- **Records for processing**
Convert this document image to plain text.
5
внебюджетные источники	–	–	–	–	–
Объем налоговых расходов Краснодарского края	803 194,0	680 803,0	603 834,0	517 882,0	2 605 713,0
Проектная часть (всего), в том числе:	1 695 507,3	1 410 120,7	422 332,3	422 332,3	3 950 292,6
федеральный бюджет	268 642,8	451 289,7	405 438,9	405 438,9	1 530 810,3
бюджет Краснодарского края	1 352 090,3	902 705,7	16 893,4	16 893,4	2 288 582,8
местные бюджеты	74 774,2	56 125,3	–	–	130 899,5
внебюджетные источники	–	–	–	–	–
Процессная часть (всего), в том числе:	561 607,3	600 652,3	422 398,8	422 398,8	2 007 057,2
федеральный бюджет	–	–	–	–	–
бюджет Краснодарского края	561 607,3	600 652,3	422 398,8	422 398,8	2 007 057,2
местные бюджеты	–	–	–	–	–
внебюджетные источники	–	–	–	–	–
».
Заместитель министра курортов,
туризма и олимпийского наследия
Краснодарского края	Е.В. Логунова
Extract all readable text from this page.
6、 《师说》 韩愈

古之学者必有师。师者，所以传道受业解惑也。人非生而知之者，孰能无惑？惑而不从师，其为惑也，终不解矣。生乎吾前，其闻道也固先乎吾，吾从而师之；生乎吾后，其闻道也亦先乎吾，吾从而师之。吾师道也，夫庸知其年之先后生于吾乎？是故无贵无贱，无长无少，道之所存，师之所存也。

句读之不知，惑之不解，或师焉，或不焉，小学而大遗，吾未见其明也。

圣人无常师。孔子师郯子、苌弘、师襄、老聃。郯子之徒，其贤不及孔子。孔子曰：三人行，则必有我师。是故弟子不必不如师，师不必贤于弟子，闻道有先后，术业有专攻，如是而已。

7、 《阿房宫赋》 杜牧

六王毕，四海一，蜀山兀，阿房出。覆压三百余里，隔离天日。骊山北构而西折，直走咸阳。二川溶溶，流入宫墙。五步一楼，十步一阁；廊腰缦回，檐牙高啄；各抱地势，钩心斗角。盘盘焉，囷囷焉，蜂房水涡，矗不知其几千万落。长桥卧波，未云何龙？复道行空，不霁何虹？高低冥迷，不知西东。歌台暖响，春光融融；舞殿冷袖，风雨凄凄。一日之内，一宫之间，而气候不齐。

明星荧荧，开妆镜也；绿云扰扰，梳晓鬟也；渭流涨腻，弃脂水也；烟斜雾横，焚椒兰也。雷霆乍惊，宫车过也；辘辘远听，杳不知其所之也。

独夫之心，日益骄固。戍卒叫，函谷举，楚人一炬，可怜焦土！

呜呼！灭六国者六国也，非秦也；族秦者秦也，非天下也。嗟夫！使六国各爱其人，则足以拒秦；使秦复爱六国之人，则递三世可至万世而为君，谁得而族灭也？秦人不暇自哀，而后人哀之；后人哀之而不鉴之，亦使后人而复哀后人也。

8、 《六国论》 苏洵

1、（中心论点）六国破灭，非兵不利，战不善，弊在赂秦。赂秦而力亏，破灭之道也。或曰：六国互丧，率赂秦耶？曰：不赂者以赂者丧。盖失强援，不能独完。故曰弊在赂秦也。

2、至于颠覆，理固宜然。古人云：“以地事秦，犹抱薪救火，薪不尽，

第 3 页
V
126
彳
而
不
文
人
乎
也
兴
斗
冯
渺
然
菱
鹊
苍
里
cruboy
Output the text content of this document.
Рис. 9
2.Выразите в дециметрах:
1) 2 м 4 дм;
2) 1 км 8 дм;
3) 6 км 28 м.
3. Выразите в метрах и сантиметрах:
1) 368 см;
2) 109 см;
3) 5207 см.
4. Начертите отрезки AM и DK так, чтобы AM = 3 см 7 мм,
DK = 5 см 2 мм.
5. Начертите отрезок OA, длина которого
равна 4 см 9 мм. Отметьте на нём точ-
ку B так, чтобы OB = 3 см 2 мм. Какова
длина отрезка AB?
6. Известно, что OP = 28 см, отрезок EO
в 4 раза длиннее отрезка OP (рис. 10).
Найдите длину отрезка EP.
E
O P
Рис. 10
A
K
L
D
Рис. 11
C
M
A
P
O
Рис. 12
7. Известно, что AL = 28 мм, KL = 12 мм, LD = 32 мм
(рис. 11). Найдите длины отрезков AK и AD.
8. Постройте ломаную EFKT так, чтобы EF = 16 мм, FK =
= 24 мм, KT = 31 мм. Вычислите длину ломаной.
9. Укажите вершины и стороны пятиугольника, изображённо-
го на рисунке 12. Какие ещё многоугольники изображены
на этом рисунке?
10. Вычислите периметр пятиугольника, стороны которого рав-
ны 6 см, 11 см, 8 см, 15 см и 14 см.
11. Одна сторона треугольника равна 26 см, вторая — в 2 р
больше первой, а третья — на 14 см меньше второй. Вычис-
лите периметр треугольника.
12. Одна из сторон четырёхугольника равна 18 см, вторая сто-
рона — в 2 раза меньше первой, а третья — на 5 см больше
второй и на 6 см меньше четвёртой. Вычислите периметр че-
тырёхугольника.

- **Short task**
Extract each line of the listing above, copying it word for word.

- **Response for this exercise**
Convert this document image to plain text.
5
внебюджетные источники	–	–	–	–	–
Объем налоговых расходов Краснодарского края	803 194,0	680 803,0	603 834,0	517 882,0	2 605 713,0
Проектная часть (всего), в том числе:	1 695 507,3	1 410 120,7	422 332,3	422 332,3	3 950 292,6
федеральный бюджет	268 642,8	451 289,7	405 438,9	405 438,9	1 530 810,3
бюджет Краснодарского края	1 352 090,3	902 705,7	16 893,4	16 893,4	2 288 582,8
местные бюджеты	74 774,2	56 125,3	–	–	130 899,5
внебюджетные источники	–	–	–	–	–
Процессная часть (всего), в том числе:	561 607,3	600 652,3	422 398,8	422 398,8	2 007 057,2
федеральный бюджет	–	–	–	–	–
бюджет Краснодарского края	561 607,3	600 652,3	422 398,8	422 398,8	2 007 057,2
местные бюджеты	–	–	–	–	–
внебюджетные источники	–	–	–	–	–
».
Заместитель министра курортов,
туризма и олимпийского наследия
Краснодарского края	Е.В. Логунова
Extract all readable text from this page.
6、 《师说》 韩愈

古之学者必有师。师者，所以传道受业解惑也。人非生而知之者，孰能无惑？惑而不从师，其为惑也，终不解矣。生乎吾前，其闻道也固先乎吾，吾从而师之；生乎吾后，其闻道也亦先乎吾，吾从而师之。吾师道也，夫庸知其年之先后生于吾乎？是故无贵无贱，无长无少，道之所存，师之所存也。

句读之不知，惑之不解，或师焉，或不焉，小学而大遗，吾未见其明也。

圣人无常师。孔子师郯子、苌弘、师襄、老聃。郯子之徒，其贤不及孔子。孔子曰：三人行，则必有我师。是故弟子不必不如师，师不必贤于弟子，闻道有先后，术业有专攻，如是而已。

7、 《阿房宫赋》 杜牧

六王毕，四海一，蜀山兀，阿房出。覆压三百余里，隔离天日。骊山北构而西折，直走咸阳。二川溶溶，流入宫墙。五步一楼，十步一阁；廊腰缦回，檐牙高啄；各抱地势，钩心斗角。盘盘焉，囷囷焉，蜂房水涡，矗不知其几千万落。长桥卧波，未云何龙？复道行空，不霁何虹？高低冥迷，不知西东。歌台暖响，春光融融；舞殿冷袖，风雨凄凄。一日之内，一宫之间，而气候不齐。

明星荧荧，开妆镜也；绿云扰扰，梳晓鬟也；渭流涨腻，弃脂水也；烟斜雾横，焚椒兰也。雷霆乍惊，宫车过也；辘辘远听，杳不知其所之也。

独夫之心，日益骄固。戍卒叫，函谷举，楚人一炬，可怜焦土！

呜呼！灭六国者六国也，非秦也；族秦者秦也，非天下也。嗟夫！使六国各爱其人，则足以拒秦；使秦复爱六国之人，则递三世可至万世而为君，谁得而族灭也？秦人不暇自哀，而后人哀之；后人哀之而不鉴之，亦使后人而复哀后人也。

8、 《六国论》 苏洵

1、（中心论点）六国破灭，非兵不利，战不善，弊在赂秦。赂秦而力亏，破灭之道也。或曰：六国互丧，率赂秦耶？曰：不赂者以赂者丧。盖失强援，不能独完。故曰弊在赂秦也。

2、至于颠覆，理固宜然。古人云：“以地事秦，犹抱薪救火，薪不尽，

第 3 页
V
126
彳
而
不
文
人
乎
也
兴
斗
冯
渺
然
菱
鹊
苍
里
cruboy
Output the text content of this document.
Рис. 9
2.Выразите в дециметрах:
1) 2 м 4 дм;
2) 1 км 8 дм;
3) 6 км 28 м.
3. Выразите в метрах и сантиметрах:
1) 368 см;
2) 109 см;
3) 5207 см.
4. Начертите отрезки AM и DK так, чтобы AM = 3 см 7 мм,
DK = 5 см 2 мм.
5. Начертите отрезок OA, длина которого
равна 4 см 9 мм. Отметьте на нём точ-
ку B так, чтобы OB = 3 см 2 мм. Какова
длина отрезка AB?
6. Известно, что OP = 28 см, отрезок EO
в 4 раза длиннее отрезка OP (рис. 10).
Найдите длину отрезка EP.
E
O P
Рис. 10
A
K
L
D
Рис. 11
C
M
A
P
O
Рис. 12
7. Известно, что AL = 28 мм, KL = 12 мм, LD = 32 мм
(рис. 11). Найдите длины отрезков AK и AD.
8. Постройте ломаную EFKT так, чтобы EF = 16 мм, FK =
= 24 мм, KT = 31 мм. Вычислите длину ломаной.
9. Укажите вершины и стороны пятиугольника, изображённо-
го на рисунке 12. Какие ещё многоугольники изображены
на этом рисунке?
10. Вычислите периметр пятиугольника, стороны которого рав-
ны 6 см, 11 см, 8 см, 15 см и 14 см.
11. Одна сторона треугольника равна 26 см, вторая — в 2 р
больше первой, а третья — на 14 см меньше второй. Вычис-
лите периметр треугольника.
12. Одна из сторон четырёхугольника равна 18 см, вторая сто-
рона — в 2 раза меньше первой, а третья — на 5 см больше
второй и на 6 см меньше четвёртой. Вычислите периметр че-
тырёхугольника.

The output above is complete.